Isolate every line in the records below with "name" in it.

**Exercise input:**
+---+

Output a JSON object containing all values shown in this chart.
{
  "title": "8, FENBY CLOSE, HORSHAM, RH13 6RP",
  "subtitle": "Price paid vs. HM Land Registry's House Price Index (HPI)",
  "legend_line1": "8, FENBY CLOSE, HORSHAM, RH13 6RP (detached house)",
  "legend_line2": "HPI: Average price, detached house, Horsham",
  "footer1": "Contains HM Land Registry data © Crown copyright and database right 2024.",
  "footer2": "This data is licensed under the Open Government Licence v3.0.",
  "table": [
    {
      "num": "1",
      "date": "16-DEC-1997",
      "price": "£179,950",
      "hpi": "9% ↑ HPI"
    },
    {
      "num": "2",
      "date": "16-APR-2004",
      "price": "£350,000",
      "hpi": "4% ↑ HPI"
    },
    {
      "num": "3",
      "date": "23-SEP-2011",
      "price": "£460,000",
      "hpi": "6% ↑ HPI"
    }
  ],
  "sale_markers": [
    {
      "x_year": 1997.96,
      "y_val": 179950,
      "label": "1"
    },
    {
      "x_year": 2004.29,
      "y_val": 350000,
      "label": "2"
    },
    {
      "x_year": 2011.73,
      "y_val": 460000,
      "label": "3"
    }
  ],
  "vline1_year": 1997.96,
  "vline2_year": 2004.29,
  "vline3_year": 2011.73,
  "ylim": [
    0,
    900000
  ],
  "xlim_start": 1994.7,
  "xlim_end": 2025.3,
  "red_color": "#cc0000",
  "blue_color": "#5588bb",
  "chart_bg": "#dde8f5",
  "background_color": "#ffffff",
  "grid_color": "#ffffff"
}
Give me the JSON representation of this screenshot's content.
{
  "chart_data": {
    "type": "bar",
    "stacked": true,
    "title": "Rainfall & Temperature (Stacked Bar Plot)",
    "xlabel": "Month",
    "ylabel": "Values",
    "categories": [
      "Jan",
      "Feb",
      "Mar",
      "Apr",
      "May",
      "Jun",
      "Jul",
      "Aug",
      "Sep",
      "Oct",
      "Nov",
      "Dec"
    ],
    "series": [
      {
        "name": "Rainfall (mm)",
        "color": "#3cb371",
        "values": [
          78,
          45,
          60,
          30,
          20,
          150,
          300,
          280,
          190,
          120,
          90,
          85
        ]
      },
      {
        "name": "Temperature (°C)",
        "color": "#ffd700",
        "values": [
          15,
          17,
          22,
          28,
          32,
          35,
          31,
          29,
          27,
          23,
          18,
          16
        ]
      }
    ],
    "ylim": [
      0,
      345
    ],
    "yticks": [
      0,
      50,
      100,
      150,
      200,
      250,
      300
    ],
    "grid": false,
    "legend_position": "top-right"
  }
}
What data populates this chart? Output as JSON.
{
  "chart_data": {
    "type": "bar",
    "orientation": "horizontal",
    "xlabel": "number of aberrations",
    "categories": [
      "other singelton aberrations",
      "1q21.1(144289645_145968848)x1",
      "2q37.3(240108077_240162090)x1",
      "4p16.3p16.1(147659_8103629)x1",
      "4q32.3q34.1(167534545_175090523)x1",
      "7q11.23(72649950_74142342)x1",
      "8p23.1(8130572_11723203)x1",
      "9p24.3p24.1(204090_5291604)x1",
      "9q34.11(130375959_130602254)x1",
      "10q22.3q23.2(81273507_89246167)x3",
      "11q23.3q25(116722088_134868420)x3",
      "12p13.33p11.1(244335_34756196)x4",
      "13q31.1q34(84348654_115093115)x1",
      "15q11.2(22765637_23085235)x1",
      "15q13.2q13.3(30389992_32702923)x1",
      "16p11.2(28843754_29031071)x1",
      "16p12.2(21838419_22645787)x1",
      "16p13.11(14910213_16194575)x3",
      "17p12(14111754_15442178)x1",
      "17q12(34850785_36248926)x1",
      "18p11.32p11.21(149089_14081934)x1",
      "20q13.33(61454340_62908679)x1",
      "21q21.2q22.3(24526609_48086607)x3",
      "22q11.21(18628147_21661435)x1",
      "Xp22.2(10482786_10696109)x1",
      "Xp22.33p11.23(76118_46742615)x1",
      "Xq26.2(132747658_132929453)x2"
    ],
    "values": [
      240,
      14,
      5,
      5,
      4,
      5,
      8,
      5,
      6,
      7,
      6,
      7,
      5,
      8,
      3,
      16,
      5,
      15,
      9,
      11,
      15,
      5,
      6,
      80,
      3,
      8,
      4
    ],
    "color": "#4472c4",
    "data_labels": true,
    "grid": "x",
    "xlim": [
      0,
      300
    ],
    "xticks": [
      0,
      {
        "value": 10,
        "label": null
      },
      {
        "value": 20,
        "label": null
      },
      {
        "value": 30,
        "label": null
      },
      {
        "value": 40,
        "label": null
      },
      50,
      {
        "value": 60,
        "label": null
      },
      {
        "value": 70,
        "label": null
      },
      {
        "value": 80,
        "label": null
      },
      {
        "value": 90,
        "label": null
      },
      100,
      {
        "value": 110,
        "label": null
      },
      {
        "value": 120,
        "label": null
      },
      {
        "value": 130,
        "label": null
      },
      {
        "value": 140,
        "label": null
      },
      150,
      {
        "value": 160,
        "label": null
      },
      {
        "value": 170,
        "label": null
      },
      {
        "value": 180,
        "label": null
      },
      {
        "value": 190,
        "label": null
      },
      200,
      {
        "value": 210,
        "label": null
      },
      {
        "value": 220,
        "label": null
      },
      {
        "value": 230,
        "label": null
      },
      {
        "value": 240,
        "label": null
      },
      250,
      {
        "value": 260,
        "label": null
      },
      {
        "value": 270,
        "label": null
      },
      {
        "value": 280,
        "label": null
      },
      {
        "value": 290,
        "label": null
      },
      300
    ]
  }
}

+---+

**Exercise answer:**
        "name": "Rainfall (mm)",
        "name": "Temperature (°C)",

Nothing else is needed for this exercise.